==== INPUT RECORDS ====

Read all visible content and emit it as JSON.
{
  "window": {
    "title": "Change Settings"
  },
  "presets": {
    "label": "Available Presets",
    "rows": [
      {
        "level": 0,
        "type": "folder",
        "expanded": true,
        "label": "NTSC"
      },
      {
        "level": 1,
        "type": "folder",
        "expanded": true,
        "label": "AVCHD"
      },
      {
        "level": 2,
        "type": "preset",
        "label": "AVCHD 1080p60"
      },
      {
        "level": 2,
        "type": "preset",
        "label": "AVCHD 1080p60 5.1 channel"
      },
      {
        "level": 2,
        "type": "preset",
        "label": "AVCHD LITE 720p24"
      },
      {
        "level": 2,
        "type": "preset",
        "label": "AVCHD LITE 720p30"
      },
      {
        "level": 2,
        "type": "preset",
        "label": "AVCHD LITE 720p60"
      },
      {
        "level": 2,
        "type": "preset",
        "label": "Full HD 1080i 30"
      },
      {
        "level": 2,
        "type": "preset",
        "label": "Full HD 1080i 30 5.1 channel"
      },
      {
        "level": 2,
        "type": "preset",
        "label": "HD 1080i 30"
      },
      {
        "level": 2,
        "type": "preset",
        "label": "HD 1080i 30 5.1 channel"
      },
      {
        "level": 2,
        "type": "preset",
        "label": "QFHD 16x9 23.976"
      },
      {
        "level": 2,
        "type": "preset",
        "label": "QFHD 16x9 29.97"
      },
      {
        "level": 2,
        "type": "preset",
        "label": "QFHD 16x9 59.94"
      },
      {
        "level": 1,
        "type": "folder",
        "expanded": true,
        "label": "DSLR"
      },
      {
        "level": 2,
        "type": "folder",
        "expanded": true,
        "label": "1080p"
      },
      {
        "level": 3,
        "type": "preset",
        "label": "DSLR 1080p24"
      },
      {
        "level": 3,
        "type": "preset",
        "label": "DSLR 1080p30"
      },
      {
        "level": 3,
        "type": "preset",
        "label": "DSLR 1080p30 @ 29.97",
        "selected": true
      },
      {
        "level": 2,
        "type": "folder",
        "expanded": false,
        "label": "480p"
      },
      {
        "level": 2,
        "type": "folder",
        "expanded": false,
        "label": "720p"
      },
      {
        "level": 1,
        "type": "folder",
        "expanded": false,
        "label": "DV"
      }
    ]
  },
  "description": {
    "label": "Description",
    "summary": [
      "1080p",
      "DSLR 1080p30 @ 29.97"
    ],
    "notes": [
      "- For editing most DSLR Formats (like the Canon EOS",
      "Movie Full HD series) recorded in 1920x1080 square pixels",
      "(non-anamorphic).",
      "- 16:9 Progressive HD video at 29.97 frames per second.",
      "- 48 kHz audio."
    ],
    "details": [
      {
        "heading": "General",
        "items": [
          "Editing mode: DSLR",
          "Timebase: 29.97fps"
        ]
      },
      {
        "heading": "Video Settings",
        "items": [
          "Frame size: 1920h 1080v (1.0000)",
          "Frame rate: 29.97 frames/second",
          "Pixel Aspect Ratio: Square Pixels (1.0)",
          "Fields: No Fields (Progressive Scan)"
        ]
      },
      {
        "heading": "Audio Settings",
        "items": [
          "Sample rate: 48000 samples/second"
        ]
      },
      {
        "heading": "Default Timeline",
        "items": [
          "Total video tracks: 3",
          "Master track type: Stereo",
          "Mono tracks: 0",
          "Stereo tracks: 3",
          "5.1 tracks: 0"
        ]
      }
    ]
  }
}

====
==== INPUT RECORDS ====

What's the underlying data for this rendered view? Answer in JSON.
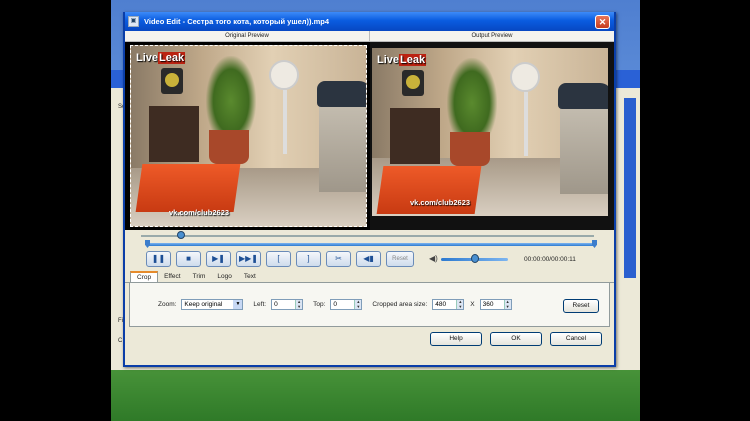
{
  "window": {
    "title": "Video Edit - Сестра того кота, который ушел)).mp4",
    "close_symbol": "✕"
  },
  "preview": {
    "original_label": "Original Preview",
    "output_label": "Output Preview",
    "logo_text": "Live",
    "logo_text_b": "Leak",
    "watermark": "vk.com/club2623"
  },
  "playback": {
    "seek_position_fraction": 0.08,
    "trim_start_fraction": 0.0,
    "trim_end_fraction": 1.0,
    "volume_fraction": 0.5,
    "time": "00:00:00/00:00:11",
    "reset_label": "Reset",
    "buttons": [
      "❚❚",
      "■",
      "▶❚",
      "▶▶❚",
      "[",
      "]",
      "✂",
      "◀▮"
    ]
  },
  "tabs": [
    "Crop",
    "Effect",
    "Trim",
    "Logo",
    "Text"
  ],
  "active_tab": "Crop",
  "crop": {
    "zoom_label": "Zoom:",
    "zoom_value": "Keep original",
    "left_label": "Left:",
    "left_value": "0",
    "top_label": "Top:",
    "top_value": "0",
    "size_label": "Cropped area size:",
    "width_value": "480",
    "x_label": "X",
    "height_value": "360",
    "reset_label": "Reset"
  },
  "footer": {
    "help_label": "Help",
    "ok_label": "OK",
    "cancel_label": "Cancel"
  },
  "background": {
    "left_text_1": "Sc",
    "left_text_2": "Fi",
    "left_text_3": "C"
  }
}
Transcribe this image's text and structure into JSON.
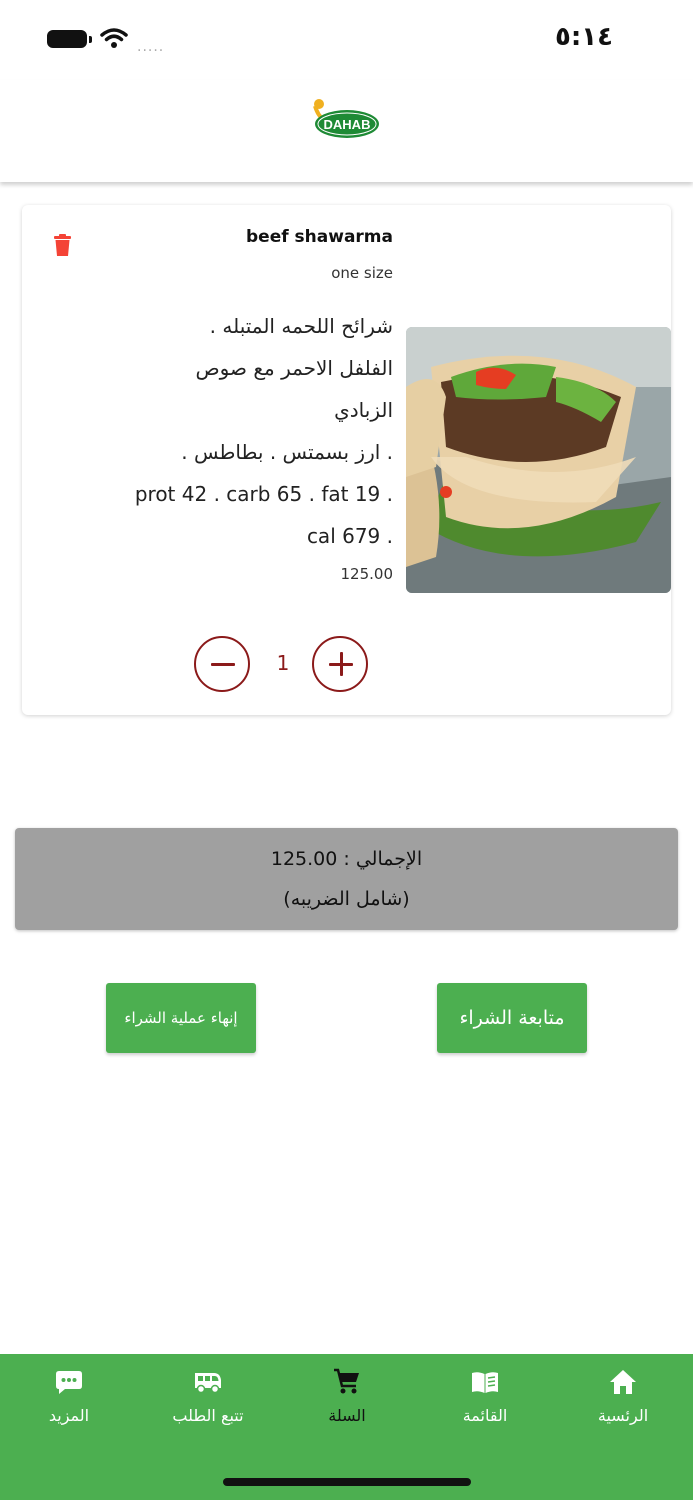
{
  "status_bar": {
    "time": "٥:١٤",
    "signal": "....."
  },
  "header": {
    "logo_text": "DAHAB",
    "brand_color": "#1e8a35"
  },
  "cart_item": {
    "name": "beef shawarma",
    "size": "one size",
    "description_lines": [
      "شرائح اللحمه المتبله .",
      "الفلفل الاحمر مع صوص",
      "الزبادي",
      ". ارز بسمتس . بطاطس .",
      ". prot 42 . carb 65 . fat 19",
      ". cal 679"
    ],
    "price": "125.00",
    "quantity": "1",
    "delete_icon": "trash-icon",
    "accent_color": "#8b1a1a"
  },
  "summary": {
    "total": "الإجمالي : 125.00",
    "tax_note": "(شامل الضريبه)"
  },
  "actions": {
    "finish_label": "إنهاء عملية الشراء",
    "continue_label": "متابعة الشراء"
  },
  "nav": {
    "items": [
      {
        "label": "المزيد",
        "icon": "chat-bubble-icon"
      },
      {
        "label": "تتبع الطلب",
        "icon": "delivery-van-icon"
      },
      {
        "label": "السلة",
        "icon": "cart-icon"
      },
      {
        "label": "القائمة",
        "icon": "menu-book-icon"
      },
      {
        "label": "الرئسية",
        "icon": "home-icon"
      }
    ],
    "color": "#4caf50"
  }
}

====

#### EXERCISE:
Return every line above in which the string "this" occurs.

#### FINISHED ANSWER:
What's the underlying data for this rendered view? Answer in JSON.
Transcribe this image's text and structure into JSON.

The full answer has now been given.